Start of Records for the exercise
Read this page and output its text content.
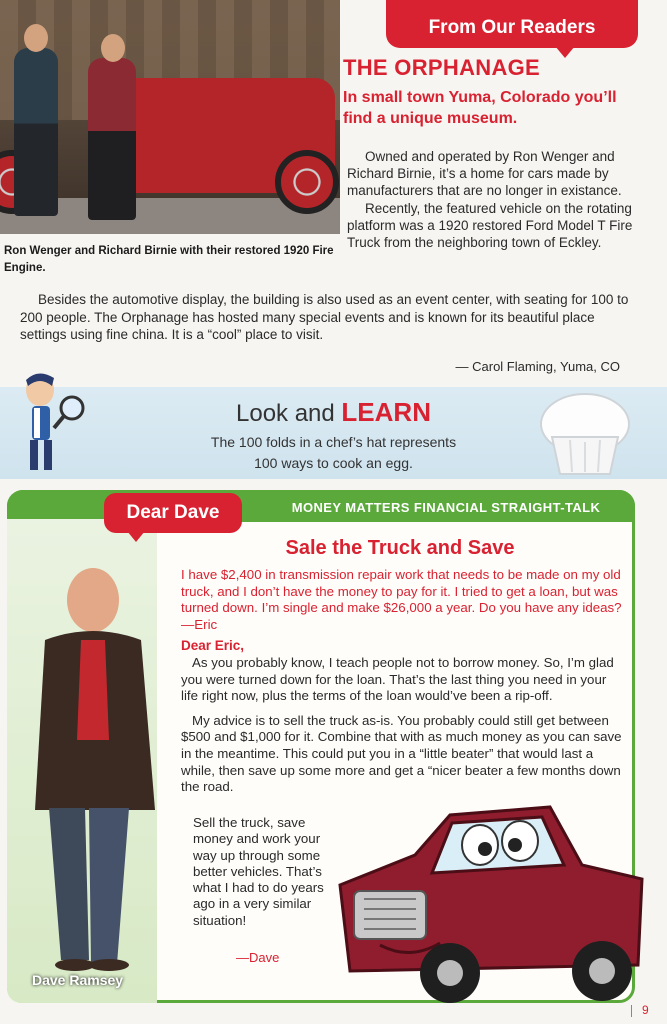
Ron Wenger and Richard Birnie with their restored 1920 Fire Engine.
From Our Readers
THE ORPHANAGE
In small town Yuma, Colorado you’ll find a unique museum.

Owned and operated by Ron Wenger and Richard Birnie, it’s a home for cars made by manufacturers that are no longer in existance.

Recently, the featured vehicle on the rotating platform was a 1920 restored Ford Model T Fire Truck from the neighboring town of Eckley.

Besides the automotive display, the building is also used as an event center, with seating for 100 to 200 people. The Orphanage has hosted many special events and is known for its beautiful place settings using fine china. It is a “cool” place to visit.
— Carol Flaming, Yuma, CO
Look and LEARN
The 100 folds in a chef’s hat represents
100 ways to cook an egg.
MONEY MATTERS FINANCIAL STRAIGHT-TALK
Dear Dave
Dave Ramsey
Sale the Truck and Save
I have $2,400 in transmission repair work that needs to be made on my old truck, and I don’t have the money to pay for it. I tried to get a loan, but was turned down. I’m single and make $26,000 a year. Do you have any ideas? —Eric
Dear Eric,

As you probably know, I teach people not to borrow money. So, I’m glad you were turned down for the loan. That’s the last thing you need in your life right now, plus the terms of the loan would’ve been a rip-off.

My advice is to sell the truck as-is. You probably could still get between $500 and $1,000 for it. Combine that with as much money as you can save in the meantime. This could put you in a “little beater” that would last a while, then save up some more and get a “nicer beater a few months down the road.

Sell the truck, save money and work your way up through some better vehicles. That’s what I had to do years ago in a very similar situation!
—Dave
9
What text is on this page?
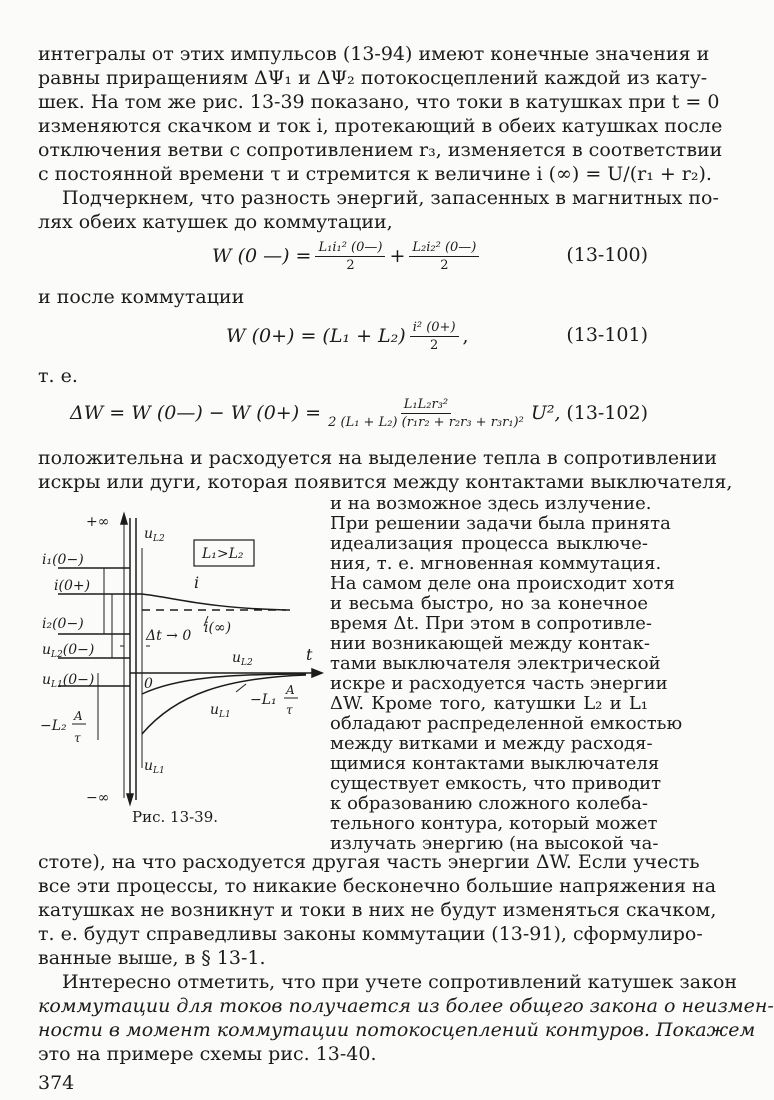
интегралы от этих импульсов (13-94) имеют конечные значения и
равны приращениям ΔΨ₁ и ΔΨ₂ потокосцеплений каждой из кату-
шек. На том же рис. 13-39 показано, что токи в катушках при t = 0
изменяются скачком и ток i, протекающий в обеих катушках после
отключения ветви с сопротивлением r₃, изменяется в соответствии
с постоянной времени τ и стремится к величине i (∞) = U/(r₁ + r₂).
Подчеркнем, что разность энергий, запасенных в магнитных по-
лях обеих катушек до коммутации,
W (0 —) = $\frac{\text{L₁i₁² (0—)}}{2} + \frac{\text{L₂i₂² (0—)}}{2}$	(13-100)
и после коммутации
W $(0+) = (L_1 + L_2) \frac{\text{i² (0+)}}{2}$ ,	(13-101)
т. е.
ΔW = W (0—) − W $(0+) = \frac{\text{L₁L₂r₃²}}{\text{2 (L₁ + L₂) (r₁r₂ + r₂r₃ + r₃r₁)²}} U^2$, (13-102)
положительна и расходуется на выделение тепла в сопротивлении
искры или дуги, которая появится между контактами выключателя,
и на возможное здесь излучение.
При решении задачи была принята
идеализация процесса выключе-
ния, т. е. мгновенная коммутация.
На самом деле она происходит хотя
и весьма быстро, но за конечное
время Δt. При этом в сопротивле-
нии возникающей между контак-
тами выключателя электрической
искре и расходуется часть энергии
ΔW. Кроме того, катушки L₂ и L₁
обладают распределенной емкостью
между витками и между расходя-
щимися контактами выключателя
существует емкость, что приводит
к образованию сложного колеба-
тельного контура, который может
излучать энергию (на высокой ча-
стоте), на что расходуется другая часть энергии ΔW. Если учесть
все эти процессы, то никакие бесконечно большие напряжения на
катушках не возникнут и токи в них не будут изменяться скачком,
т. е. будут справедливы законы коммутации (13-91), сформулиро-
ванные выше, в § 13-1.
+∞
−∞
$u_{L2}$
$u_{L1}$
L₁>L₂
i₁(0−)
i(0+)
i₂(0−)
$u_{L2}(0-)$
$u_{L1}(0-)$
i
i(∞)
Δt → 0
t
0
$u_{L2}$
$u_{L1}$
−L₂
A
τ
−L₁
A
τ
Рис. 13-39.
Интересно отметить, что при учете сопротивлений катушек закон
коммутации для токов получается из более общего закона о неизмен-
ности в момент коммутации потокосцеплений контуров. Покажем
это на примере схемы рис. 13-40.
374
End of Records for the exercise
Exercise:
Count the lines of the data that include the string "people", and give only that number.

Solution for this problem:
2